### WHAT TO PRODUCE
Each line that includes "Cardio" counts once; give the total and nothing besides.

## begin RECORDS SUPPLIED

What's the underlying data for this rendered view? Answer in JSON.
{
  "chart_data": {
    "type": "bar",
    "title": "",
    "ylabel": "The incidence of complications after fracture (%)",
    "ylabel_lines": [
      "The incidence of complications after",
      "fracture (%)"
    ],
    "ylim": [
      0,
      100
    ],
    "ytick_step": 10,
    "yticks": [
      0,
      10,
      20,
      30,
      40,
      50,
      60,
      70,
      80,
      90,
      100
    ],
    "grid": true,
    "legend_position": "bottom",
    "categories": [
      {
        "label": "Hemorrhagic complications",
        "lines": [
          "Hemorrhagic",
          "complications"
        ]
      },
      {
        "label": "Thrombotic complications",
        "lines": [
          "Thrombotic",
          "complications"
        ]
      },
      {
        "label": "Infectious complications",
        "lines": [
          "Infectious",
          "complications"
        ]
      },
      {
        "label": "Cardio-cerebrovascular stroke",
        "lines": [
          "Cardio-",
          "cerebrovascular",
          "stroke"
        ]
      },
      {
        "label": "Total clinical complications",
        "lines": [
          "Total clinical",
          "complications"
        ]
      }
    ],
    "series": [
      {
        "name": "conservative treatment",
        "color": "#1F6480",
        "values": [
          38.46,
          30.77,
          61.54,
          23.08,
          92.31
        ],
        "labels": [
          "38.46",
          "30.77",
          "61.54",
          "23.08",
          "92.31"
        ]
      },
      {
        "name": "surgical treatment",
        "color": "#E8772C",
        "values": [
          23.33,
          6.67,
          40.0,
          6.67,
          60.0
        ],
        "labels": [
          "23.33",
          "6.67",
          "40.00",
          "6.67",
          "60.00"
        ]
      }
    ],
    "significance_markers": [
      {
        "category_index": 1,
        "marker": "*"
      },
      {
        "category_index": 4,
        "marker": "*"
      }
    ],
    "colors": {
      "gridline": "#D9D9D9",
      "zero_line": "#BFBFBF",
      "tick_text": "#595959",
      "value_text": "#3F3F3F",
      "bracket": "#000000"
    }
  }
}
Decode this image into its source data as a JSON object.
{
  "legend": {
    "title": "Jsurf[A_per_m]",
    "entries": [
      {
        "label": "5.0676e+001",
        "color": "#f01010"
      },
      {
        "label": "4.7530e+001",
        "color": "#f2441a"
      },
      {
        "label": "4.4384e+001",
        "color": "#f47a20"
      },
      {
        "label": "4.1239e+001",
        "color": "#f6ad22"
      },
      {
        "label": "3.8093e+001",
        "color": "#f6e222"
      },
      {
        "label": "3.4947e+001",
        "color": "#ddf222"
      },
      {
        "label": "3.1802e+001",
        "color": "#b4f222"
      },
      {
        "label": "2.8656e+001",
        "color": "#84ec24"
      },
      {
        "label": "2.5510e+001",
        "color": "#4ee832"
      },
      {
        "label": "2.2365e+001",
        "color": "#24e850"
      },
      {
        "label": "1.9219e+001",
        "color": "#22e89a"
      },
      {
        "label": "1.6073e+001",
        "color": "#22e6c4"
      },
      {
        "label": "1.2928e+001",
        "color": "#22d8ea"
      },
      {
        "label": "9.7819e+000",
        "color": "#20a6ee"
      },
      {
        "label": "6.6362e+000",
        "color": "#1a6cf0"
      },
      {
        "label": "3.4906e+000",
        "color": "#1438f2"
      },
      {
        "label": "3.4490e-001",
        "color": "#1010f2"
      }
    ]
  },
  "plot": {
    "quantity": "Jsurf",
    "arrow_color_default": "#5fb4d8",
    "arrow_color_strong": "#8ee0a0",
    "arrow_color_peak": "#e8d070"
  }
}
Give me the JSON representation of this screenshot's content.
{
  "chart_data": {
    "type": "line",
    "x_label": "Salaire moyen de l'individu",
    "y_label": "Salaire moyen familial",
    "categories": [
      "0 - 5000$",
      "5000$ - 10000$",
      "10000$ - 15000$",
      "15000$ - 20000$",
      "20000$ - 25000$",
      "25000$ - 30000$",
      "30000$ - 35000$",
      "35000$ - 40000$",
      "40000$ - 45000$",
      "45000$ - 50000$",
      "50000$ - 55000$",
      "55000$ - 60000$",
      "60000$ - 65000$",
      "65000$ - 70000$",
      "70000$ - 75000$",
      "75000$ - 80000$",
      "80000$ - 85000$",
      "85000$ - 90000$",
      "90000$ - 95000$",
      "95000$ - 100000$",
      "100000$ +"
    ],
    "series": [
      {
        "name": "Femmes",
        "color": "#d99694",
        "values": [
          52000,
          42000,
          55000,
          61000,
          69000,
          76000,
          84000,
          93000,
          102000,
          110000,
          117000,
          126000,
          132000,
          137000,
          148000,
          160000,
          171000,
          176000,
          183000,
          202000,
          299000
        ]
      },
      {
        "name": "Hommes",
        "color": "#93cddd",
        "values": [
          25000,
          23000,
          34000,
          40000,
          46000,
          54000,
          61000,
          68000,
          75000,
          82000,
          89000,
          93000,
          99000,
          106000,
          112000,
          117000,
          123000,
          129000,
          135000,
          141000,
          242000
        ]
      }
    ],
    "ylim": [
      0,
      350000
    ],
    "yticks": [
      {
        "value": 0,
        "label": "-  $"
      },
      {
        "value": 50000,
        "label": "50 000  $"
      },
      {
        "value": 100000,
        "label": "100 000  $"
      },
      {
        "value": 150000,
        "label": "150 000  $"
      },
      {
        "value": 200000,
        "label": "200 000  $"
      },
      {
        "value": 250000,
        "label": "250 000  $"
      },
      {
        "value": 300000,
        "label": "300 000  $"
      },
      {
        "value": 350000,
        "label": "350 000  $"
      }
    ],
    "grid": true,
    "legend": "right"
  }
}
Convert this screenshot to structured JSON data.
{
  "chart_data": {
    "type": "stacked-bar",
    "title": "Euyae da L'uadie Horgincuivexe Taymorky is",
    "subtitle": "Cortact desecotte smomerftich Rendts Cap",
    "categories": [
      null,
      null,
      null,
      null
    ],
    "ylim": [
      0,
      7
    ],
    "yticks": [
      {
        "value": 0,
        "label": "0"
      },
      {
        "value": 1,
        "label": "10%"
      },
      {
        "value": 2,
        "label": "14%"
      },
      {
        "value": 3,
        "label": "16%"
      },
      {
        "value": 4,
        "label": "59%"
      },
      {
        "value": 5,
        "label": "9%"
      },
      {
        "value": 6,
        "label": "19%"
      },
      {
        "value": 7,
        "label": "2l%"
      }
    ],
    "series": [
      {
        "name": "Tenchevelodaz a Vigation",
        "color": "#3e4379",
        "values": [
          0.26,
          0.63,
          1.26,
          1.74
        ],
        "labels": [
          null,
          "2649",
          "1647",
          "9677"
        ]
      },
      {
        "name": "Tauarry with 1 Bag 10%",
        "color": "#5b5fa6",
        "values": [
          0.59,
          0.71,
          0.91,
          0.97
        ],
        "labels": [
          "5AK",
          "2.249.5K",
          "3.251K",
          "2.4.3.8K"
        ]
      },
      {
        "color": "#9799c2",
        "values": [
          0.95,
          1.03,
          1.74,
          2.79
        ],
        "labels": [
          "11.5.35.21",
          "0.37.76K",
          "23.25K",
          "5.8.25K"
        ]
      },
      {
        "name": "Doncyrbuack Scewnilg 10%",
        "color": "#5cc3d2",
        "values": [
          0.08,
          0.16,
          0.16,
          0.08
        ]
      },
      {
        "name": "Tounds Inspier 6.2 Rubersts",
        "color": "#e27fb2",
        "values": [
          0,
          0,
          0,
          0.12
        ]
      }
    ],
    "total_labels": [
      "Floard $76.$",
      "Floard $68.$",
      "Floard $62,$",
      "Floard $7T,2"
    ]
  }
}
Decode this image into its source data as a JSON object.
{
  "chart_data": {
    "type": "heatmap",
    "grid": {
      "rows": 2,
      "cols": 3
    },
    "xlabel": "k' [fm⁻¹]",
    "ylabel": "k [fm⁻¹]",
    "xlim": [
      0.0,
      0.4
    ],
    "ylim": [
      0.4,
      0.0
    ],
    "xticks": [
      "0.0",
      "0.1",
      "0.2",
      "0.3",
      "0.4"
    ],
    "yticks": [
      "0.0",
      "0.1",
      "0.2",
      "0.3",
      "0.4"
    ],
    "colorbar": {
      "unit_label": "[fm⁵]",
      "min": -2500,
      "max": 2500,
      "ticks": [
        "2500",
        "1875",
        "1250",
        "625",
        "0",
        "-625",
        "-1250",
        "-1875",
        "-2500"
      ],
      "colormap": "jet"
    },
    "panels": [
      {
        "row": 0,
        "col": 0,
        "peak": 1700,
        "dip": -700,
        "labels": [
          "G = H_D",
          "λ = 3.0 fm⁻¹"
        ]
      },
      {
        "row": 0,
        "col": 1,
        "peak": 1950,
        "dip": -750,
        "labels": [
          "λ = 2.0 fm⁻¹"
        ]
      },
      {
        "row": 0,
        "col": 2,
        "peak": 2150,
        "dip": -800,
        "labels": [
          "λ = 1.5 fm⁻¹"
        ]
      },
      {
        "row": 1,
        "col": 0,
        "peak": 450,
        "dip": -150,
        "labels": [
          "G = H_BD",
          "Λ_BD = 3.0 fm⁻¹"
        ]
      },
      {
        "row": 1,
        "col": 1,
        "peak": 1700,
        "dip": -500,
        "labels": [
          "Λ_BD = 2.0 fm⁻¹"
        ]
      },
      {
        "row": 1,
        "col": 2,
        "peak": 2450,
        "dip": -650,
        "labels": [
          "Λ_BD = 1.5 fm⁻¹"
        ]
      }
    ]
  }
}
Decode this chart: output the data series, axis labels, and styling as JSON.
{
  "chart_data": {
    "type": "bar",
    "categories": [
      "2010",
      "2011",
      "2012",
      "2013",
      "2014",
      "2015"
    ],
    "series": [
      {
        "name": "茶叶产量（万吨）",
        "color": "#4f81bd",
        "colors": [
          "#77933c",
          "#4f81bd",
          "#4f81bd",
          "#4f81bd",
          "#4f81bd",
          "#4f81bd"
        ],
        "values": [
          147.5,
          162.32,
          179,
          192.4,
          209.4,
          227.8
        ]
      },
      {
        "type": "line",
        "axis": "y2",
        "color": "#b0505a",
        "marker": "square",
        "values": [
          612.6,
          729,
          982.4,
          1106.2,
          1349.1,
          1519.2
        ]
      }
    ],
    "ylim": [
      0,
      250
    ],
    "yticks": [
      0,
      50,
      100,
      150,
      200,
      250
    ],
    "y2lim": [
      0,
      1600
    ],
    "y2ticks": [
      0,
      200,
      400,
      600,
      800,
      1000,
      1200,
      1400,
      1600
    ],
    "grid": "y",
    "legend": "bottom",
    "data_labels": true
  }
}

## end RECORDS SUPPLIED

### CORRECT RESPONSE
2